**ENUNCIADO**
Copia otra vez el fragmento de la homilía empezando por "Un misterio para" y siguiendo hasta "infinitamente misericordioso.", pero cambia "pacífica" por "serena".

**TEXTO PROPORCIONADO**
§
DOMINGO SANTÍSIMA TRINIDAD (A)
Lecturas: Ex 34,4-6.8s; S: Dan 3,52-56; 2Co
13,11-13; Jon 3,16-18
Homilía por el P. José R. Martínez Galeano S.J.
Un misterio para orar y gustar
Movido por su amor al hombre, Dios le reveló
pronto algunos de sus secretos. Tras la creación le
manifestó que le había creado a su imagen y
semejanza y que le concedía el dominio sobre todos
los animales, los vegetales y seres materiales creados
(Gen 1,26). Posteriormente y pese a los pecados de
los hombres Dios siguió manifestándole su
predilección. Llegó a hablarle volviéndole a descubrir
las reglas de vida moral que le llevarían a tener una
vida individual, social y religiosa ordenada y pacífica
(Ex 20). La primera lectura de hoy nos narra el
momento en que Dios se revela a Moisés ser
infinitamente misericordioso.
§
[Anotaciones de cuadros de elementos]
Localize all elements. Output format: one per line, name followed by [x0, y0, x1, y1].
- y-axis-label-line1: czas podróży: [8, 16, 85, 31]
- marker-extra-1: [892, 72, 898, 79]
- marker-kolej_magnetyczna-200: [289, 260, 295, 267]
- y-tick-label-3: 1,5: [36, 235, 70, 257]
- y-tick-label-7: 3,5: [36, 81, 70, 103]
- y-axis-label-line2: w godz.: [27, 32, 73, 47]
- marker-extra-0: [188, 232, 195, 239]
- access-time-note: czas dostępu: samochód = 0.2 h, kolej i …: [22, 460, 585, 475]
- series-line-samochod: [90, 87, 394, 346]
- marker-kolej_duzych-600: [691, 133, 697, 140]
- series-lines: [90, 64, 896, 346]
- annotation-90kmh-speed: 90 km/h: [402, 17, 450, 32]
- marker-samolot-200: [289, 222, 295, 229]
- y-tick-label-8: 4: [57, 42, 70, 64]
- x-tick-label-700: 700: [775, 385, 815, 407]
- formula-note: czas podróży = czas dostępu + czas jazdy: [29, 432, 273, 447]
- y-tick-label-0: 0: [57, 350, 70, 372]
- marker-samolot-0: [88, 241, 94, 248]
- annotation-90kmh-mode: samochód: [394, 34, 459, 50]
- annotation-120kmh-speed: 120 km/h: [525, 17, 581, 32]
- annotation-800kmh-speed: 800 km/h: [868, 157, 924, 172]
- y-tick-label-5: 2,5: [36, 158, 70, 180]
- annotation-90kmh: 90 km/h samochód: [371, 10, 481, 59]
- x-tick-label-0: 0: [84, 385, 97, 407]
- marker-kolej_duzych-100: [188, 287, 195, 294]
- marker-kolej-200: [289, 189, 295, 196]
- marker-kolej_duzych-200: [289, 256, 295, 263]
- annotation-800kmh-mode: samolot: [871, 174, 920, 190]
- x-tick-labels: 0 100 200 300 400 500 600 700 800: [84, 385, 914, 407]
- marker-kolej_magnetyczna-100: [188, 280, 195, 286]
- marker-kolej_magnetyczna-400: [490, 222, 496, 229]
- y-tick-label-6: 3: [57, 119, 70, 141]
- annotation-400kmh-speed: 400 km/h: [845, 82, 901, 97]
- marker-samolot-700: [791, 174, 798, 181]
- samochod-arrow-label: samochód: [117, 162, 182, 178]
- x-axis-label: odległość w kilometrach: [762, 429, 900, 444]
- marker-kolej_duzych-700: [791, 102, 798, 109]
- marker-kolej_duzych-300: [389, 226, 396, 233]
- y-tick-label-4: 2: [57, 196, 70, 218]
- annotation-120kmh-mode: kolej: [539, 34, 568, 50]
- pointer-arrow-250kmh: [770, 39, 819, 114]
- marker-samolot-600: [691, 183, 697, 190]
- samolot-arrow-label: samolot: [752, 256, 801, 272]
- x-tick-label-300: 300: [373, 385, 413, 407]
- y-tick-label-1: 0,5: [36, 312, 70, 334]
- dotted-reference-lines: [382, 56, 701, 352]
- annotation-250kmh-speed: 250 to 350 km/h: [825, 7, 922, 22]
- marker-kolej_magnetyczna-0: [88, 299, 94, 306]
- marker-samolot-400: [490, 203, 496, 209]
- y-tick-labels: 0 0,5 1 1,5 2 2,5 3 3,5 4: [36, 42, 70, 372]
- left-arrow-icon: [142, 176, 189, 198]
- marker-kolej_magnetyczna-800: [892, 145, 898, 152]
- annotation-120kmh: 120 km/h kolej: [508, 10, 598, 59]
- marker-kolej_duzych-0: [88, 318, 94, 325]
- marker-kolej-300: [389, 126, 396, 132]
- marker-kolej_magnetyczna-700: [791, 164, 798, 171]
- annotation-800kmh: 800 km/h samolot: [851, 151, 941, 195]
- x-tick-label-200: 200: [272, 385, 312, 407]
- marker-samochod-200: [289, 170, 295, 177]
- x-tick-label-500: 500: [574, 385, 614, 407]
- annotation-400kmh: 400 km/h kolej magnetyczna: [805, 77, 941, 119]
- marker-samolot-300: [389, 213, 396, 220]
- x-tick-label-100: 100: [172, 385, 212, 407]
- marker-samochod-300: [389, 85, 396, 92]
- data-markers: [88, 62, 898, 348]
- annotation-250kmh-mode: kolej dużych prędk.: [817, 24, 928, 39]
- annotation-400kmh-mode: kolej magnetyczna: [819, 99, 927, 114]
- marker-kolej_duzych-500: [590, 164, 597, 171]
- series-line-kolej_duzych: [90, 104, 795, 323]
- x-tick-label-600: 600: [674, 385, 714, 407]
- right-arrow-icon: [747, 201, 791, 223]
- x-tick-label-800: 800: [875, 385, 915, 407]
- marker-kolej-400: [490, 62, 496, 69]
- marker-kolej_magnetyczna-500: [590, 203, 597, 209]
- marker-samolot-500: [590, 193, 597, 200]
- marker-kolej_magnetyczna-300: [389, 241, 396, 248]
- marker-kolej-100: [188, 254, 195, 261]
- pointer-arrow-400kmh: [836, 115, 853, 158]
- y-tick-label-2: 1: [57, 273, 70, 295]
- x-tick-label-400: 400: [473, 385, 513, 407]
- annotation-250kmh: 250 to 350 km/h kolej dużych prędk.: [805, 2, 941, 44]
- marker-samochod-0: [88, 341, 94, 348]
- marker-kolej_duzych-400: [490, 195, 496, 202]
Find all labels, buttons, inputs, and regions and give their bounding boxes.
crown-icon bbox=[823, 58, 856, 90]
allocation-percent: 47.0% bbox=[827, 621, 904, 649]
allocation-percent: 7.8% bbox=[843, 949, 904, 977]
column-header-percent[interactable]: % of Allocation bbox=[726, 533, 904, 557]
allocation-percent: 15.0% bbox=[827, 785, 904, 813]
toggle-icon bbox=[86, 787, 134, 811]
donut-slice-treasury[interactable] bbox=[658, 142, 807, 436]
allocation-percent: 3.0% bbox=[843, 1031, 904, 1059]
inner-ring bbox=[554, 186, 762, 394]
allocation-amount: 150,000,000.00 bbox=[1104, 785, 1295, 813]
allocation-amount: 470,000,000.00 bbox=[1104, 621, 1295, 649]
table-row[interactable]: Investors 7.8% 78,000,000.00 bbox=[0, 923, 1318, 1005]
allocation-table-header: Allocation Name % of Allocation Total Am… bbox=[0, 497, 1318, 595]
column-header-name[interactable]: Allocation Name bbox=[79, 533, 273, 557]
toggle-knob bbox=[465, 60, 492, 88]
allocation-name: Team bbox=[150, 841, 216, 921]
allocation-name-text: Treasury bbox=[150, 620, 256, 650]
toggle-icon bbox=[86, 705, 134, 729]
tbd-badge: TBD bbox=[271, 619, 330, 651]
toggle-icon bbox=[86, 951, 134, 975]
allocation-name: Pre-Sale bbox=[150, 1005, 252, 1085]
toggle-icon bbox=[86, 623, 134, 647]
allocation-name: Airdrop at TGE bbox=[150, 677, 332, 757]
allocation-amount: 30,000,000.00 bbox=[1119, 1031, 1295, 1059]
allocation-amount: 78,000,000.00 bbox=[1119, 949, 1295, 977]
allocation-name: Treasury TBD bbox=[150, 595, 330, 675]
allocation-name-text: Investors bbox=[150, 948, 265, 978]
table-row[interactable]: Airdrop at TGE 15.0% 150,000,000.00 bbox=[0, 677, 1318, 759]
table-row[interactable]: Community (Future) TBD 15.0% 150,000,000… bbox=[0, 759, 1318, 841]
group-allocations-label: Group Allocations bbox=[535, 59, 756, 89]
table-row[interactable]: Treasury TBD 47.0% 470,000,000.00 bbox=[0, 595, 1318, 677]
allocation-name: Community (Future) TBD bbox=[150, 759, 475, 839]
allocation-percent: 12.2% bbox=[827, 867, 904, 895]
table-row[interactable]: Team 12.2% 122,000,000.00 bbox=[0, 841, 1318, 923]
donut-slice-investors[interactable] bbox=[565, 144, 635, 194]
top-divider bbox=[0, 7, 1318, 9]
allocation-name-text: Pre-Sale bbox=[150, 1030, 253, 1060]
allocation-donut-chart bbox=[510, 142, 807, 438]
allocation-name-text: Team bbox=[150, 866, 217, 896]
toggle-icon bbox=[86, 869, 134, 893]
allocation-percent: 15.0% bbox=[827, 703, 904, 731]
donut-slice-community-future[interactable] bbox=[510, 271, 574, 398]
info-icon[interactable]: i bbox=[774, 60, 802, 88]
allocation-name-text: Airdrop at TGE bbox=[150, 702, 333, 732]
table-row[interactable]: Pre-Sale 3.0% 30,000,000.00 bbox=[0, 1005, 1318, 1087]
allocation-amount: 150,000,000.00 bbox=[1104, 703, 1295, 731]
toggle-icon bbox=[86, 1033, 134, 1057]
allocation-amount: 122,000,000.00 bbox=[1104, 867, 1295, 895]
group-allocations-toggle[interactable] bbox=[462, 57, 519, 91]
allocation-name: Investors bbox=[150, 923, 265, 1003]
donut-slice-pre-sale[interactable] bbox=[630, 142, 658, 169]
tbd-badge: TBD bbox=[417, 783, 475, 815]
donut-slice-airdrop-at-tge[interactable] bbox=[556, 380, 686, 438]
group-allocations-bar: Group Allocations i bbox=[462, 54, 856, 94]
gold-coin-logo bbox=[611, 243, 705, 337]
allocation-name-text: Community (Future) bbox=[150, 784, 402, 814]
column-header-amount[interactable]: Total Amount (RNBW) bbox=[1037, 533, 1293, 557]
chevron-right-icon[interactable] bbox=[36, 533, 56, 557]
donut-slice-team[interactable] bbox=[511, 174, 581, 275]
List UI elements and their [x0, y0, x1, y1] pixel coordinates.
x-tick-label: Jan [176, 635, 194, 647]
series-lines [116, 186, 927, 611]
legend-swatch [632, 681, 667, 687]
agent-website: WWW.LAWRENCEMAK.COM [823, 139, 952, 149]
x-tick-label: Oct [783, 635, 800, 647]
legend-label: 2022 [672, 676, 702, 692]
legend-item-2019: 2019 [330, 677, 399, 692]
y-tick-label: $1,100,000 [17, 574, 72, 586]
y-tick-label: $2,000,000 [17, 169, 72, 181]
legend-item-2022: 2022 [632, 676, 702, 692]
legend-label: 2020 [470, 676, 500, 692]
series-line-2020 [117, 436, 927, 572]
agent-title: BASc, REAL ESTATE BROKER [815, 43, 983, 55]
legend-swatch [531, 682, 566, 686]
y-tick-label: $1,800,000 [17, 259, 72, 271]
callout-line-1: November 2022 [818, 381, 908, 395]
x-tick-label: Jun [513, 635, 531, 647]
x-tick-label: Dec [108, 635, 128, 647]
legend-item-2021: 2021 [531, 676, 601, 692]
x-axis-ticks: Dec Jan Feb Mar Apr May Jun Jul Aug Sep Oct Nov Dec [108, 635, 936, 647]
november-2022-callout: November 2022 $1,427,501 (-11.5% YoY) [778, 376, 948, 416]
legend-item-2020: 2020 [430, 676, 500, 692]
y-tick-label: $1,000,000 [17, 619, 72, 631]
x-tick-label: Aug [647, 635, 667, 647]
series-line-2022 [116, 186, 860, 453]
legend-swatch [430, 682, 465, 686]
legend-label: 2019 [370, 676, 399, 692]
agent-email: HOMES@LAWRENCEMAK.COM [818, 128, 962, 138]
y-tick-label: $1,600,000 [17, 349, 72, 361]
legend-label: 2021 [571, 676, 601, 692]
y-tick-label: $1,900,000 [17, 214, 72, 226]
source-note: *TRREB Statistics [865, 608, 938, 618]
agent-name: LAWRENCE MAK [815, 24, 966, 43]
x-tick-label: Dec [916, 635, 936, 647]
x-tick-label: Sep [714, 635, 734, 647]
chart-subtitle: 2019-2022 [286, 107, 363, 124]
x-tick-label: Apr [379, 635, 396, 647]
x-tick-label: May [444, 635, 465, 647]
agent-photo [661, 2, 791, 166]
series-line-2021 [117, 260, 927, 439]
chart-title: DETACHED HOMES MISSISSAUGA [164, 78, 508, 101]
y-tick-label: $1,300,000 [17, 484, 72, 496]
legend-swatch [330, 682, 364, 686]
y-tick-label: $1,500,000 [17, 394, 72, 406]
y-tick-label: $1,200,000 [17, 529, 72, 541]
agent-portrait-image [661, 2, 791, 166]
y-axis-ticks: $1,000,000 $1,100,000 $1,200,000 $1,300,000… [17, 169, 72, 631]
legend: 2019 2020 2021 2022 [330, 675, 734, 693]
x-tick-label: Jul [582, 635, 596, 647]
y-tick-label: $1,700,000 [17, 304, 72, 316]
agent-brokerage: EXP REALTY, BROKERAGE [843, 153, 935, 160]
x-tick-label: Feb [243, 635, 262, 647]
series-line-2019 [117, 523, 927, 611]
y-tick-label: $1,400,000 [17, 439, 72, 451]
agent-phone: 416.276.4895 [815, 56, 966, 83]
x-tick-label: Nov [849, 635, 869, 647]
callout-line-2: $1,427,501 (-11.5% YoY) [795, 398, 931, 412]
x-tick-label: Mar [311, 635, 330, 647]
§
**SOLUCIÓN**
Un misterio para orar y gustar
Movido por su amor al hombre, Dios le reveló
pronto algunos de sus secretos. Tras la creación le
manifestó que le había creado a su imagen y
semejanza y que le concedía el dominio sobre todos
los animales, los vegetales y seres materiales creados
(Gen 1,26). Posteriormente y pese a los pecados de
los hombres Dios siguió manifestándole su
predilección. Llegó a hablarle volviéndole a descubrir
las reglas de vida moral que le llevarían a tener una
vida individual, social y religiosa ordenada y serena
(Ex 20). La primera lectura de hoy nos narra el
momento en que Dios se revela a Moisés ser
infinitamente misericordioso.